What the task requires
Print all the data, keeping every line exactly as it is.

Given records
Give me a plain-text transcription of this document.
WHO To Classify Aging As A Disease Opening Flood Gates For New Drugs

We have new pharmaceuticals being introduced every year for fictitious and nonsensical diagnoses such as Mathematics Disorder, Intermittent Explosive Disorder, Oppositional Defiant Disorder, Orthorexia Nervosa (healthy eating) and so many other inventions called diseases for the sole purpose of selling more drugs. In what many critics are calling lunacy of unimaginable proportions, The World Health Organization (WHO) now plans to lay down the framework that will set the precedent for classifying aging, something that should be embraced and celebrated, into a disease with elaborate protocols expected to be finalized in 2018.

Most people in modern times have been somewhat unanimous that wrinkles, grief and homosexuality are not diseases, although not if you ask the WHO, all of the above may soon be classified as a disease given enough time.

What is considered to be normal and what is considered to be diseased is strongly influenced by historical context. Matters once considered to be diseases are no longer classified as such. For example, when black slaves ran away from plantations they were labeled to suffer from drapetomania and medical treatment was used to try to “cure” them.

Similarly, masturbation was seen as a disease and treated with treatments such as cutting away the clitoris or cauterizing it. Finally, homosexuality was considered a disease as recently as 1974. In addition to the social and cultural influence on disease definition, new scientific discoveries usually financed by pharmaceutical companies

The reply
Give me a plain-text transcription of this document.
WHO To Classify Aging As A Disease Opening Flood Gates For New Drugs

We have new pharmaceuticals being introduced every year for fictitious and nonsensical diagnoses such as Mathematics Disorder, Intermittent Explosive Disorder, Oppositional Defiant Disorder, Orthorexia Nervosa (healthy eating) and so many other inventions called diseases for the sole purpose of selling more drugs. In what many critics are calling lunacy of unimaginable proportions, The World Health Organization (WHO) now plans to lay down the framework that will set the precedent for classifying aging, something that should be embraced and celebrated, into a disease with elaborate protocols expected to be finalized in 2018.

Most people in modern times have been somewhat unanimous that wrinkles, grief and homosexuality are not diseases, although not if you ask the WHO, all of the above may soon be classified as a disease given enough time.

What is considered to be normal and what is considered to be diseased is strongly influenced by historical context. Matters once considered to be diseases are no longer classified as such. For example, when black slaves ran away from plantations they were labeled to suffer from drapetomania and medical treatment was used to try to “cure” them.

Similarly, masturbation was seen as a disease and treated with treatments such as cutting away the clitoris or cauterizing it. Finally, homosexuality was considered a disease as recently as 1974. In addition to the social and cultural influence on disease definition, new scientific discoveries usually financed by pharmaceutical companies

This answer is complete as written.